* BEGIN Given entries *

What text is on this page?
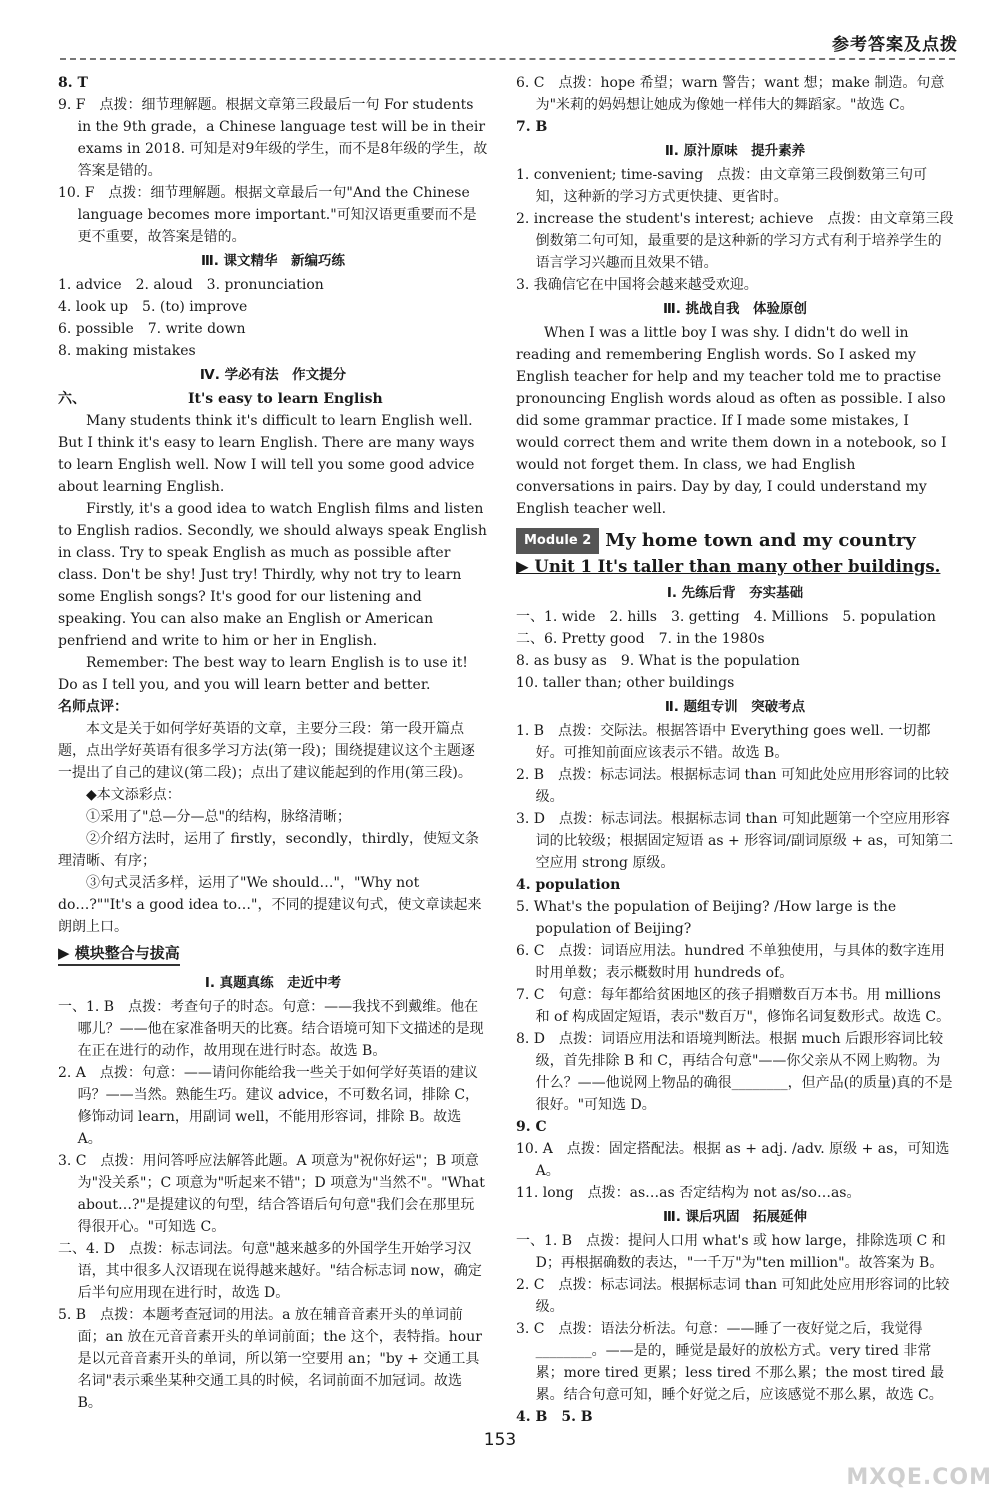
参考答案及点拨

8. T

9. F　点拨：细节理解题。根据文章第三段最后一句 For students in the 9th grade，a Chinese language test will be in their exams in 2018. 可知是对9年级的学生，而不是8年级的学生，故答案是错的。

10. F　点拨：细节理解题。根据文章最后一句"And the Chinese language becomes more important."可知汉语更重要而不是更不重要，故答案是错的。

Ⅲ. 课文精华　新编巧练

1. advice　2. aloud　3. pronunciation

4. look up　5. (to) improve

6. possible　7. write down

8. making mistakes

Ⅳ. 学必有法　作文提分

六、	It's easy to learn English

Many students think it's difficult to learn English well. But I think it's easy to learn English. There are many ways to learn English well. Now I will tell you some good advice about learning English.

Firstly, it's a good idea to watch English films and listen to English radios. Secondly, we should always speak English in class. Try to speak English as much as possible after class. Don't be shy! Just try! Thirdly, why not try to learn some English songs? It's good for our listening and speaking. You can also make an English or American penfriend and write to him or her in English.

Remember: The best way to learn English is to use it! Do as I tell you, and you will learn better and better.

名师点评：

本文是关于如何学好英语的文章，主要分三段：第一段开篇点题，点出学好英语有很多学习方法(第一段)；围绕提建议这个主题逐一提出了自己的建议(第二段)；点出了建议能起到的作用(第三段)。

◆本文添彩点：

①采用了"总—分—总"的结构，脉络清晰；

②介绍方法时，运用了 firstly，secondly，thirdly，使短文条理清晰、有序；

③句式灵活多样，运用了"We should…"，"Why not do…?""It's a good idea to…"，不同的提建议句式，使文章读起来朗朗上口。

▶ 模块整合与拔高

Ⅰ. 真题真练　走近中考

一、1. B　点拨：考查句子的时态。句意：——我找不到戴维。他在哪儿？——他在家准备明天的比赛。结合语境可知下文描述的是现在正在进行的动作，故用现在进行时态。故选 B。

2. A　点拨：句意：——请问你能给我一些关于如何学好英语的建议吗？——当然。熟能生巧。建议 advice，不可数名词，排除 C，修饰动词 learn，用副词 well，不能用形容词，排除 B。故选 A。

3. C　点拨：用问答呼应法解答此题。A 项意为"祝你好运"；B 项意为"没关系"；C 项意为"听起来不错"；D 项意为"当然不"。"What about…?"是提建议的句型，结合答语后句句意"我们会在那里玩得很开心。"可知选 C。

二、4. D　点拨：标志词法。句意"越来越多的外国学生开始学习汉语，其中很多人汉语现在说得越来越好。"结合标志词 now，确定后半句应用现在进行时，故选 D。

5. B　点拨：本题考查冠词的用法。a 放在辅音音素开头的单词前面；an 放在元音音素开头的单词前面；the 这个，表特指。hour 是以元音音素开头的单词，所以第一空要用 an；"by + 交通工具名词"表示乘坐某种交通工具的时候，名词前面不加冠词。故选 B。

6. C　点拨：hope 希望；warn 警告；want 想；make 制造。句意为"米莉的妈妈想让她成为像她一样伟大的舞蹈家。"故选 C。

7. B

Ⅱ. 原汁原味　提升素养

1. convenient; time-saving　点拨：由文章第三段倒数第三句可知，这种新的学习方式更快捷、更省时。

2. increase the student's interest; achieve　点拨：由文章第三段倒数第二句可知，最重要的是这种新的学习方式有利于培养学生的语言学习兴趣而且效果不错。

3. 我确信它在中国将会越来越受欢迎。

Ⅲ. 挑战自我　体验原创

When I was a little boy I was shy. I didn't do well in reading and remembering English words. So I asked my English teacher for help and my teacher told me to practise pronouncing English words aloud as often as possible. I also did some grammar practice. If I made some mistakes, I would correct them and write them down in a notebook, so I would not forget them. In class, we had English conversations in pairs. Day by day, I could understand my English teacher well.

Module 2 My home town and my country
▶ Unit 1 It's taller than many other buildings.

Ⅰ. 先练后背　夯实基础

一、1. wide　2. hills　3. getting　4. Millions　5. population

二、6. Pretty good　7. in the 1980s

8. as busy as　9. What is the population

10. taller than; other buildings

Ⅱ. 题组专训　突破考点

1. B　点拨：交际法。根据答语中 Everything goes well. 一切都好。可推知前面应该表示不错。故选 B。

2. B　点拨：标志词法。根据标志词 than 可知此处应用形容词的比较级。

3. D　点拨：标志词法。根据标志词 than 可知此题第一个空应用形容词的比较级；根据固定短语 as + 形容词/副词原级 + as，可知第二空应用 strong 原级。

4. population

5. What's the population of Beijing? /How large is the population of Beijing?

6. C　点拨：词语应用法。hundred 不单独使用，与具体的数字连用时用单数；表示概数时用 hundreds of。

7. C　句意：每年都给贫困地区的孩子捐赠数百万本书。用 millions 和 of 构成固定短语，表示"数百万"，修饰名词复数形式。故选 C。

8. D　点拨：词语应用法和语境判断法。根据 much 后跟形容词比较级，首先排除 B 和 C，再结合句意"——你父亲从不网上购物。为什么？——他说网上物品的确很________，但产品(的质量)真的不是很好。"可知选 D。

9. C

10. A　点拨：固定搭配法。根据 as + adj. /adv. 原级 + as，可知选 A。

11. long　点拨：as…as 否定结构为 not as/so…as。

Ⅲ. 课后巩固　拓展延伸

一、1. B　点拨：提问人口用 what's 或 how large，排除选项 C 和 D；再根据确数的表达，"一千万"为"ten million"。故答案为 B。

2. C　点拨：标志词法。根据标志词 than 可知此处应用形容词的比较级。

3. C　点拨：语法分析法。句意：——睡了一夜好觉之后，我觉得________。——是的，睡觉是最好的放松方式。very tired 非常累；more tired 更累；less tired 不那么累；the most tired 最累。结合句意可知，睡个好觉之后，应该感觉不那么累，故选 C。

4. B　5. B

153
MXQE.COM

* END Given entries *

> [Work to complete] None of the pictures should appear; repeat the records exactly otherwise.

> [Task response]
What text is on this page?
参考答案及点拨

8. T

9. F　点拨：细节理解题。根据文章第三段最后一句 For students in the 9th grade，a Chinese language test will be in their exams in 2018. 可知是对9年级的学生，而不是8年级的学生，故答案是错的。

10. F　点拨：细节理解题。根据文章最后一句"And the Chinese language becomes more important."可知汉语更重要而不是更不重要，故答案是错的。

Ⅲ. 课文精华　新编巧练

1. advice　2. aloud　3. pronunciation

4. look up　5. (to) improve

6. possible　7. write down

8. making mistakes

Ⅳ. 学必有法　作文提分

六、	It's easy to learn English

Many students think it's difficult to learn English well. But I think it's easy to learn English. There are many ways to learn English well. Now I will tell you some good advice about learning English.

Firstly, it's a good idea to watch English films and listen to English radios. Secondly, we should always speak English in class. Try to speak English as much as possible after class. Don't be shy! Just try! Thirdly, why not try to learn some English songs? It's good for our listening and speaking. You can also make an English or American penfriend and write to him or her in English.

Remember: The best way to learn English is to use it! Do as I tell you, and you will learn better and better.

名师点评：

本文是关于如何学好英语的文章，主要分三段：第一段开篇点题，点出学好英语有很多学习方法(第一段)；围绕提建议这个主题逐一提出了自己的建议(第二段)；点出了建议能起到的作用(第三段)。

◆本文添彩点：

①采用了"总—分—总"的结构，脉络清晰；

②介绍方法时，运用了 firstly，secondly，thirdly，使短文条理清晰、有序；

③句式灵活多样，运用了"We should…"，"Why not do…?""It's a good idea to…"，不同的提建议句式，使文章读起来朗朗上口。

▶ 模块整合与拔高

Ⅰ. 真题真练　走近中考

一、1. B　点拨：考查句子的时态。句意：——我找不到戴维。他在哪儿？——他在家准备明天的比赛。结合语境可知下文描述的是现在正在进行的动作，故用现在进行时态。故选 B。

2. A　点拨：句意：——请问你能给我一些关于如何学好英语的建议吗？——当然。熟能生巧。建议 advice，不可数名词，排除 C，修饰动词 learn，用副词 well，不能用形容词，排除 B。故选 A。

3. C　点拨：用问答呼应法解答此题。A 项意为"祝你好运"；B 项意为"没关系"；C 项意为"听起来不错"；D 项意为"当然不"。"What about…?"是提建议的句型，结合答语后句句意"我们会在那里玩得很开心。"可知选 C。

二、4. D　点拨：标志词法。句意"越来越多的外国学生开始学习汉语，其中很多人汉语现在说得越来越好。"结合标志词 now，确定后半句应用现在进行时，故选 D。

5. B　点拨：本题考查冠词的用法。a 放在辅音音素开头的单词前面；an 放在元音音素开头的单词前面；the 这个，表特指。hour 是以元音音素开头的单词，所以第一空要用 an；"by + 交通工具名词"表示乘坐某种交通工具的时候，名词前面不加冠词。故选 B。

6. C　点拨：hope 希望；warn 警告；want 想；make 制造。句意为"米莉的妈妈想让她成为像她一样伟大的舞蹈家。"故选 C。

7. B

Ⅱ. 原汁原味　提升素养

1. convenient; time-saving　点拨：由文章第三段倒数第三句可知，这种新的学习方式更快捷、更省时。

2. increase the student's interest; achieve　点拨：由文章第三段倒数第二句可知，最重要的是这种新的学习方式有利于培养学生的语言学习兴趣而且效果不错。

3. 我确信它在中国将会越来越受欢迎。

Ⅲ. 挑战自我　体验原创

When I was a little boy I was shy. I didn't do well in reading and remembering English words. So I asked my English teacher for help and my teacher told me to practise pronouncing English words aloud as often as possible. I also did some grammar practice. If I made some mistakes, I would correct them and write them down in a notebook, so I would not forget them. In class, we had English conversations in pairs. Day by day, I could understand my English teacher well.

Module 2 My home town and my country
▶ Unit 1 It's taller than many other buildings.

Ⅰ. 先练后背　夯实基础

一、1. wide　2. hills　3. getting　4. Millions　5. population

二、6. Pretty good　7. in the 1980s

8. as busy as　9. What is the population

10. taller than; other buildings

Ⅱ. 题组专训　突破考点

1. B　点拨：交际法。根据答语中 Everything goes well. 一切都好。可推知前面应该表示不错。故选 B。

2. B　点拨：标志词法。根据标志词 than 可知此处应用形容词的比较级。

3. D　点拨：标志词法。根据标志词 than 可知此题第一个空应用形容词的比较级；根据固定短语 as + 形容词/副词原级 + as，可知第二空应用 strong 原级。

4. population

5. What's the population of Beijing? /How large is the population of Beijing?

6. C　点拨：词语应用法。hundred 不单独使用，与具体的数字连用时用单数；表示概数时用 hundreds of。

7. C　句意：每年都给贫困地区的孩子捐赠数百万本书。用 millions 和 of 构成固定短语，表示"数百万"，修饰名词复数形式。故选 C。

8. D　点拨：词语应用法和语境判断法。根据 much 后跟形容词比较级，首先排除 B 和 C，再结合句意"——你父亲从不网上购物。为什么？——他说网上物品的确很________，但产品(的质量)真的不是很好。"可知选 D。

9. C

10. A　点拨：固定搭配法。根据 as + adj. /adv. 原级 + as，可知选 A。

11. long　点拨：as…as 否定结构为 not as/so…as。

Ⅲ. 课后巩固　拓展延伸

一、1. B　点拨：提问人口用 what's 或 how large，排除选项 C 和 D；再根据确数的表达，"一千万"为"ten million"。故答案为 B。

2. C　点拨：标志词法。根据标志词 than 可知此处应用形容词的比较级。

3. C　点拨：语法分析法。句意：——睡了一夜好觉之后，我觉得________。——是的，睡觉是最好的放松方式。very tired 非常累；more tired 更累；less tired 不那么累；the most tired 最累。结合句意可知，睡个好觉之后，应该感觉不那么累，故选 C。

4. B　5. B

153
MXQE.COM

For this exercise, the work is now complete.